Saved data entries:
((

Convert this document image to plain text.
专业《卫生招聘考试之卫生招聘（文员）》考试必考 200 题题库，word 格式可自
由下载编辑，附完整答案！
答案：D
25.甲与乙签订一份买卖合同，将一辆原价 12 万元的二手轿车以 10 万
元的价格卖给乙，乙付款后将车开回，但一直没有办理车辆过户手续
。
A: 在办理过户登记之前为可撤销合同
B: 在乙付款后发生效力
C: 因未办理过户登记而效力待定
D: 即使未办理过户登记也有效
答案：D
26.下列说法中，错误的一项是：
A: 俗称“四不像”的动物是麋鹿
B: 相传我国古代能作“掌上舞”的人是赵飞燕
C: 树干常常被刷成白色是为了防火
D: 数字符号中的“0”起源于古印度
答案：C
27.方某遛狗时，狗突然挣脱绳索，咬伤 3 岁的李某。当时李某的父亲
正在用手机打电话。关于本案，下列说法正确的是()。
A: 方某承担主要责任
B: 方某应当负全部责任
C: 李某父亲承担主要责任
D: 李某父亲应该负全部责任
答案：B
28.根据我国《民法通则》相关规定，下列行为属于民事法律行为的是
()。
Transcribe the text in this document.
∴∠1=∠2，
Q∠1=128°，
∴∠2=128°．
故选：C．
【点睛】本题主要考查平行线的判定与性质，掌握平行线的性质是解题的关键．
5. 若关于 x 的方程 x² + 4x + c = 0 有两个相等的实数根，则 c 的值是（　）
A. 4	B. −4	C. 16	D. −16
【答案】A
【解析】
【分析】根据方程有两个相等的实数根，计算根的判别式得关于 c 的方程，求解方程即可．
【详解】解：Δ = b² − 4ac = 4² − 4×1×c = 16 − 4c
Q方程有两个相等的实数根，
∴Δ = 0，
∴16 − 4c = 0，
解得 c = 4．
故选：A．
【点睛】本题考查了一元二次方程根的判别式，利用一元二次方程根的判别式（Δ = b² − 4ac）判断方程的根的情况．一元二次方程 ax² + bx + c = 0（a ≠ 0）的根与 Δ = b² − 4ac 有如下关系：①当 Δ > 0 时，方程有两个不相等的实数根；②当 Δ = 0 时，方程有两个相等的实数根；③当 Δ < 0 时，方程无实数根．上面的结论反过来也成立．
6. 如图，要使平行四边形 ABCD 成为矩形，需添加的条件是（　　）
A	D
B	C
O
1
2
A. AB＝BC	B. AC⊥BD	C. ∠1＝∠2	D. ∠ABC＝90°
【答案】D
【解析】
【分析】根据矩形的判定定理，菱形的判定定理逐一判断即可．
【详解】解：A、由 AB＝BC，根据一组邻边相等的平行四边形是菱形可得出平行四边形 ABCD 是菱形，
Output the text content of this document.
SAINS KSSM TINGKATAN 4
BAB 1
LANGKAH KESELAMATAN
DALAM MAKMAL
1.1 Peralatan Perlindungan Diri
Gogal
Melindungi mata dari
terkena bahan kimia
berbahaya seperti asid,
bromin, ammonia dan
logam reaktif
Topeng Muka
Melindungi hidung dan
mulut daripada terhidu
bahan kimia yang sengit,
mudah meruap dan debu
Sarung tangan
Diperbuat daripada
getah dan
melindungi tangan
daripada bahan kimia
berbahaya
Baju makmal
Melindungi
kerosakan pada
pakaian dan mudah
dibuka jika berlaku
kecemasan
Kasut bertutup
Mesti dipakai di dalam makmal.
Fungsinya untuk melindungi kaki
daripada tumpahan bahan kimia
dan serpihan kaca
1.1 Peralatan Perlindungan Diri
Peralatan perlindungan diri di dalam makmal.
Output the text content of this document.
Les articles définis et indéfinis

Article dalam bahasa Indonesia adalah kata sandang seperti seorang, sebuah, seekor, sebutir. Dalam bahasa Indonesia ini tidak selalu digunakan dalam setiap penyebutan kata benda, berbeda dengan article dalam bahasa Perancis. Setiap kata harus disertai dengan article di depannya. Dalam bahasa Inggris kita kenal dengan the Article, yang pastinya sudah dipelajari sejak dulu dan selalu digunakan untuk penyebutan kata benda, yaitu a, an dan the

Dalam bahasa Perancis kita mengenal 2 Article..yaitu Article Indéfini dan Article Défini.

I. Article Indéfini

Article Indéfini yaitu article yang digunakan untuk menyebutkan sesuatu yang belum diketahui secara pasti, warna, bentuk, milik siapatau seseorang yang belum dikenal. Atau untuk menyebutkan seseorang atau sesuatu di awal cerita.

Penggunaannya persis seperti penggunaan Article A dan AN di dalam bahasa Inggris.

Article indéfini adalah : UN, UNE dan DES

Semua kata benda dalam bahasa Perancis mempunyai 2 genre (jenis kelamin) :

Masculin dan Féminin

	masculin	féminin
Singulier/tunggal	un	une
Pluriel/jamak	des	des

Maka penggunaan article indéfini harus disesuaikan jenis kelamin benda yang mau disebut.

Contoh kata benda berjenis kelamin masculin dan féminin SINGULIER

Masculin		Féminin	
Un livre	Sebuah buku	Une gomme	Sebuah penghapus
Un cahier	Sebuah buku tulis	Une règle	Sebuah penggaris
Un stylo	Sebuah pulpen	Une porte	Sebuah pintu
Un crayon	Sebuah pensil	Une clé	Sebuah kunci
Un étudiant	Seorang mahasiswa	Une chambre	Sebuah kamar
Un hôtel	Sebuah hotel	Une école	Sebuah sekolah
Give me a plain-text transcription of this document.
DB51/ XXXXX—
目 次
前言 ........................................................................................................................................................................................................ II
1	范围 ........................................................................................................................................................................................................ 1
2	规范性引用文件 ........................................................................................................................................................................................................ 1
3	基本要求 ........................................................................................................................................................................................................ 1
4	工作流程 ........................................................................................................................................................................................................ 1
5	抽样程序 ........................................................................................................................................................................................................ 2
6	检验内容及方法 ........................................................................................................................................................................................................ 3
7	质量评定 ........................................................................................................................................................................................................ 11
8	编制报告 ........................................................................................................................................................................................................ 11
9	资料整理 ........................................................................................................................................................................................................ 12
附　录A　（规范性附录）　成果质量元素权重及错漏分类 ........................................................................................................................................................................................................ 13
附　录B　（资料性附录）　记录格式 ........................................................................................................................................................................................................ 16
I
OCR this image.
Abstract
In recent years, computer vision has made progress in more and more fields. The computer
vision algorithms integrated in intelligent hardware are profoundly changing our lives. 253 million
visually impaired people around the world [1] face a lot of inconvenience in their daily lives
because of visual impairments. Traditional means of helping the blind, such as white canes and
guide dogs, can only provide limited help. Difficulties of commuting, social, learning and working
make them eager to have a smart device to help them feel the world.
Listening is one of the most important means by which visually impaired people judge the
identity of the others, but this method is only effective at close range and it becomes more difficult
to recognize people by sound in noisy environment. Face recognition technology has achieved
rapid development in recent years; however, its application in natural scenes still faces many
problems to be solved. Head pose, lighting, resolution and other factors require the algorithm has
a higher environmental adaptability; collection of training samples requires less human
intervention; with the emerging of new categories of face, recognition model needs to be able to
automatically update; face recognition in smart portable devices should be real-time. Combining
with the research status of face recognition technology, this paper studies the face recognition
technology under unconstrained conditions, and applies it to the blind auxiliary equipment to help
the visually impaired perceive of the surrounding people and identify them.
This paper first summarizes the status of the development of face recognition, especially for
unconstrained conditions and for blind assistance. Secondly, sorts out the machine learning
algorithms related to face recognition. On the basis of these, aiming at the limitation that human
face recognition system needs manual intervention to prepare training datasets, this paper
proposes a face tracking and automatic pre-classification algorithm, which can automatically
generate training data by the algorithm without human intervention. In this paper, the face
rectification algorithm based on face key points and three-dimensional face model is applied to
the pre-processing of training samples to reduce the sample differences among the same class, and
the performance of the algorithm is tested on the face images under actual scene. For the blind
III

))

WHAT THIS TASK INVOLVES: Please output the entire listing exactly as it stands.

RESPONSE TO THE TASK:
Convert this document image to plain text.
专业《卫生招聘考试之卫生招聘（文员）》考试必考 200 题题库，word 格式可自
由下载编辑，附完整答案！
答案：D
25.甲与乙签订一份买卖合同，将一辆原价 12 万元的二手轿车以 10 万
元的价格卖给乙，乙付款后将车开回，但一直没有办理车辆过户手续
。
A: 在办理过户登记之前为可撤销合同
B: 在乙付款后发生效力
C: 因未办理过户登记而效力待定
D: 即使未办理过户登记也有效
答案：D
26.下列说法中，错误的一项是：
A: 俗称“四不像”的动物是麋鹿
B: 相传我国古代能作“掌上舞”的人是赵飞燕
C: 树干常常被刷成白色是为了防火
D: 数字符号中的“0”起源于古印度
答案：C
27.方某遛狗时，狗突然挣脱绳索，咬伤 3 岁的李某。当时李某的父亲
正在用手机打电话。关于本案，下列说法正确的是()。
A: 方某承担主要责任
B: 方某应当负全部责任
C: 李某父亲承担主要责任
D: 李某父亲应该负全部责任
答案：B
28.根据我国《民法通则》相关规定，下列行为属于民事法律行为的是
()。
Transcribe the text in this document.
∴∠1=∠2，
Q∠1=128°，
∴∠2=128°．
故选：C．
【点睛】本题主要考查平行线的判定与性质，掌握平行线的性质是解题的关键．
5. 若关于 x 的方程 x² + 4x + c = 0 有两个相等的实数根，则 c 的值是（　）
A. 4	B. −4	C. 16	D. −16
【答案】A
【解析】
【分析】根据方程有两个相等的实数根，计算根的判别式得关于 c 的方程，求解方程即可．
【详解】解：Δ = b² − 4ac = 4² − 4×1×c = 16 − 4c
Q方程有两个相等的实数根，
∴Δ = 0，
∴16 − 4c = 0，
解得 c = 4．
故选：A．
【点睛】本题考查了一元二次方程根的判别式，利用一元二次方程根的判别式（Δ = b² − 4ac）判断方程的根的情况．一元二次方程 ax² + bx + c = 0（a ≠ 0）的根与 Δ = b² − 4ac 有如下关系：①当 Δ > 0 时，方程有两个不相等的实数根；②当 Δ = 0 时，方程有两个相等的实数根；③当 Δ < 0 时，方程无实数根．上面的结论反过来也成立．
6. 如图，要使平行四边形 ABCD 成为矩形，需添加的条件是（　　）
A	D
B	C
O
1
2
A. AB＝BC	B. AC⊥BD	C. ∠1＝∠2	D. ∠ABC＝90°
【答案】D
【解析】
【分析】根据矩形的判定定理，菱形的判定定理逐一判断即可．
【详解】解：A、由 AB＝BC，根据一组邻边相等的平行四边形是菱形可得出平行四边形 ABCD 是菱形，
Output the text content of this document.
SAINS KSSM TINGKATAN 4
BAB 1
LANGKAH KESELAMATAN
DALAM MAKMAL
1.1 Peralatan Perlindungan Diri
Gogal
Melindungi mata dari
terkena bahan kimia
berbahaya seperti asid,
bromin, ammonia dan
logam reaktif
Topeng Muka
Melindungi hidung dan
mulut daripada terhidu
bahan kimia yang sengit,
mudah meruap dan debu
Sarung tangan
Diperbuat daripada
getah dan
melindungi tangan
daripada bahan kimia
berbahaya
Baju makmal
Melindungi
kerosakan pada
pakaian dan mudah
dibuka jika berlaku
kecemasan
Kasut bertutup
Mesti dipakai di dalam makmal.
Fungsinya untuk melindungi kaki
daripada tumpahan bahan kimia
dan serpihan kaca
1.1 Peralatan Perlindungan Diri
Peralatan perlindungan diri di dalam makmal.
Output the text content of this document.
Les articles définis et indéfinis

Article dalam bahasa Indonesia adalah kata sandang seperti seorang, sebuah, seekor, sebutir. Dalam bahasa Indonesia ini tidak selalu digunakan dalam setiap penyebutan kata benda, berbeda dengan article dalam bahasa Perancis. Setiap kata harus disertai dengan article di depannya. Dalam bahasa Inggris kita kenal dengan the Article, yang pastinya sudah dipelajari sejak dulu dan selalu digunakan untuk penyebutan kata benda, yaitu a, an dan the

Dalam bahasa Perancis kita mengenal 2 Article..yaitu Article Indéfini dan Article Défini.

I. Article Indéfini

Article Indéfini yaitu article yang digunakan untuk menyebutkan sesuatu yang belum diketahui secara pasti, warna, bentuk, milik siapatau seseorang yang belum dikenal. Atau untuk menyebutkan seseorang atau sesuatu di awal cerita.

Penggunaannya persis seperti penggunaan Article A dan AN di dalam bahasa Inggris.

Article indéfini adalah : UN, UNE dan DES

Semua kata benda dalam bahasa Perancis mempunyai 2 genre (jenis kelamin) :

Masculin dan Féminin

	masculin	féminin
Singulier/tunggal	un	une
Pluriel/jamak	des	des

Maka penggunaan article indéfini harus disesuaikan jenis kelamin benda yang mau disebut.

Contoh kata benda berjenis kelamin masculin dan féminin SINGULIER

Masculin		Féminin	
Un livre	Sebuah buku	Une gomme	Sebuah penghapus
Un cahier	Sebuah buku tulis	Une règle	Sebuah penggaris
Un stylo	Sebuah pulpen	Une porte	Sebuah pintu
Un crayon	Sebuah pensil	Une clé	Sebuah kunci
Un étudiant	Seorang mahasiswa	Une chambre	Sebuah kamar
Un hôtel	Sebuah hotel	Une école	Sebuah sekolah
Give me a plain-text transcription of this document.
DB51/ XXXXX—
目 次
前言 ........................................................................................................................................................................................................ II
1	范围 ........................................................................................................................................................................................................ 1
2	规范性引用文件 ........................................................................................................................................................................................................ 1
3	基本要求 ........................................................................................................................................................................................................ 1
4	工作流程 ........................................................................................................................................................................................................ 1
5	抽样程序 ........................................................................................................................................................................................................ 2
6	检验内容及方法 ........................................................................................................................................................................................................ 3
7	质量评定 ........................................................................................................................................................................................................ 11
8	编制报告 ........................................................................................................................................................................................................ 11
9	资料整理 ........................................................................................................................................................................................................ 12
附　录A　（规范性附录）　成果质量元素权重及错漏分类 ........................................................................................................................................................................................................ 13
附　录B　（资料性附录）　记录格式 ........................................................................................................................................................................................................ 16
I
OCR this image.
Abstract
In recent years, computer vision has made progress in more and more fields. The computer
vision algorithms integrated in intelligent hardware are profoundly changing our lives. 253 million
visually impaired people around the world [1] face a lot of inconvenience in their daily lives
because of visual impairments. Traditional means of helping the blind, such as white canes and
guide dogs, can only provide limited help. Difficulties of commuting, social, learning and working
make them eager to have a smart device to help them feel the world.
Listening is one of the most important means by which visually impaired people judge the
identity of the others, but this method is only effective at close range and it becomes more difficult
to recognize people by sound in noisy environment. Face recognition technology has achieved
rapid development in recent years; however, its application in natural scenes still faces many
problems to be solved. Head pose, lighting, resolution and other factors require the algorithm has
a higher environmental adaptability; collection of training samples requires less human
intervention; with the emerging of new categories of face, recognition model needs to be able to
automatically update; face recognition in smart portable devices should be real-time. Combining
with the research status of face recognition technology, this paper studies the face recognition
technology under unconstrained conditions, and applies it to the blind auxiliary equipment to help
the visually impaired perceive of the surrounding people and identify them.
This paper first summarizes the status of the development of face recognition, especially for
unconstrained conditions and for blind assistance. Secondly, sorts out the machine learning
algorithms related to face recognition. On the basis of these, aiming at the limitation that human
face recognition system needs manual intervention to prepare training datasets, this paper
proposes a face tracking and automatic pre-classification algorithm, which can automatically
generate training data by the algorithm without human intervention. In this paper, the face
rectification algorithm based on face key points and three-dimensional face model is applied to
the pre-processing of training samples to reduce the sample differences among the same class, and
the performance of the algorithm is tested on the face images under actual scene. For the blind
III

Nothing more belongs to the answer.